- [SUPPLIED INFORMATION]
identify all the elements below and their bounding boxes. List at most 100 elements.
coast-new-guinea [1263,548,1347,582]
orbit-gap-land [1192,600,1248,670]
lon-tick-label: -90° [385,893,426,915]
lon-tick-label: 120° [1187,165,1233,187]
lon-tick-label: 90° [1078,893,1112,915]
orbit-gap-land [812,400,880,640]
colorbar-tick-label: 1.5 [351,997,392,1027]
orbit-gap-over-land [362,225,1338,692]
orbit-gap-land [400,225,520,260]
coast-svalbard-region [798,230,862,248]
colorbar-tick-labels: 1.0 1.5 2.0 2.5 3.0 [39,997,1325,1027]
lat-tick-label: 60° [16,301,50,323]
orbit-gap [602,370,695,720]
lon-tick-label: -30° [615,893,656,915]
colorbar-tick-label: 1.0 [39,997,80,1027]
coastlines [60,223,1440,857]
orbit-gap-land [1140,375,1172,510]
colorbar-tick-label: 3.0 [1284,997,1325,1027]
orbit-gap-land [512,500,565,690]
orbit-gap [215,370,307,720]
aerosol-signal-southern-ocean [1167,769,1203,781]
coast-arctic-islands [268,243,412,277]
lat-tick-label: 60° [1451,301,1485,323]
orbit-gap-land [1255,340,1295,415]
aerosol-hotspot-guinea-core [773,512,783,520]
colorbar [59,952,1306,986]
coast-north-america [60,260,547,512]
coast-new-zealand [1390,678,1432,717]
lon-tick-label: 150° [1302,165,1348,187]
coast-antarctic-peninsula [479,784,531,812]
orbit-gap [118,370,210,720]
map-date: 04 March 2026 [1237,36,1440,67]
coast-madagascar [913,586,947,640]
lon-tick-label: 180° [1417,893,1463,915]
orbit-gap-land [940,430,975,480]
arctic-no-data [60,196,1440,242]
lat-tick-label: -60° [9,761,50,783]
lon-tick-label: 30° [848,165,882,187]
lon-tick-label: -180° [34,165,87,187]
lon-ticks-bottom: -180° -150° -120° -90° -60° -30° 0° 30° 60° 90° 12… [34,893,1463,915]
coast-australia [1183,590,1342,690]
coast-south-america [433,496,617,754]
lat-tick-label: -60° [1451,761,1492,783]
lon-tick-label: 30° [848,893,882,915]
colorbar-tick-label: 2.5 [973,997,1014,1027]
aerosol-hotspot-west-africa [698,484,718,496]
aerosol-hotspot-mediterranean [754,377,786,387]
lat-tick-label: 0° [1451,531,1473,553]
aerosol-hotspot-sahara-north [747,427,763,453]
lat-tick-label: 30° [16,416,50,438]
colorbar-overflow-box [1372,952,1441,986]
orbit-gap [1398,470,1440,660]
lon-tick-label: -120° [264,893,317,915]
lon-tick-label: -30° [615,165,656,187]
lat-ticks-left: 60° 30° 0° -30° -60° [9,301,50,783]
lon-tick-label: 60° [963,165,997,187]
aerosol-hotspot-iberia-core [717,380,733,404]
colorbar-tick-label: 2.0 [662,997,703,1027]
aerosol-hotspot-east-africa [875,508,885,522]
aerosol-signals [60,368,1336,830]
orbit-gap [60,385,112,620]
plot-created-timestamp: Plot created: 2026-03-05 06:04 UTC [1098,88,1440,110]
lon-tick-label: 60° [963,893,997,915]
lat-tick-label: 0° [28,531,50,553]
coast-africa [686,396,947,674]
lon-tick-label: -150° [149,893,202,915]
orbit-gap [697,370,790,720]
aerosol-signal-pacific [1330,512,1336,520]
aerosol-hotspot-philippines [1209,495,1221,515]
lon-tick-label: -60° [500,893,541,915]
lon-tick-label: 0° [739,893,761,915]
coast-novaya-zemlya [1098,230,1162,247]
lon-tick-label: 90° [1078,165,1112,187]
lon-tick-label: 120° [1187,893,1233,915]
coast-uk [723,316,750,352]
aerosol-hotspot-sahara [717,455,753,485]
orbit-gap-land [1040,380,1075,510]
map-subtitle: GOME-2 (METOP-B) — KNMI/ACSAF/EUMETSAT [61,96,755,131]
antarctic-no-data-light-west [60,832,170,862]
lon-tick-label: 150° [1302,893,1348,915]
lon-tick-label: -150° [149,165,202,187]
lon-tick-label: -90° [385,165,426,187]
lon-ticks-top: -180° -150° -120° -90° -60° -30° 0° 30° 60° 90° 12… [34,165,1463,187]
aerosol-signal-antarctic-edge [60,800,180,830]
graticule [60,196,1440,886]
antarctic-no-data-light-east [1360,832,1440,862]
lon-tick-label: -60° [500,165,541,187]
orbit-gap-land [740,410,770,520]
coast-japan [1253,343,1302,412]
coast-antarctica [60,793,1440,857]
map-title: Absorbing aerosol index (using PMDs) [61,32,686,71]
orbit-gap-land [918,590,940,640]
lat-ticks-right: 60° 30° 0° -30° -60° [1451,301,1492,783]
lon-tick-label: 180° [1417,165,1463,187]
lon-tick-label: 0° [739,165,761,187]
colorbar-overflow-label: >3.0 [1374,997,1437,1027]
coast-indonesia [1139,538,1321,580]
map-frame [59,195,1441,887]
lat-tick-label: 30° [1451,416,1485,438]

- [YOUR OBJECTIVE] Pull out every line above that contains the string "hotspot".

- [TASK RESULT]
aerosol-hotspot-guinea-core [773,512,783,520]
aerosol-hotspot-west-africa [698,484,718,496]
aerosol-hotspot-mediterranean [754,377,786,387]
aerosol-hotspot-sahara-north [747,427,763,453]
aerosol-hotspot-iberia-core [717,380,733,404]
aerosol-hotspot-east-africa [875,508,885,522]
aerosol-hotspot-philippines [1209,495,1221,515]
aerosol-hotspot-sahara [717,455,753,485]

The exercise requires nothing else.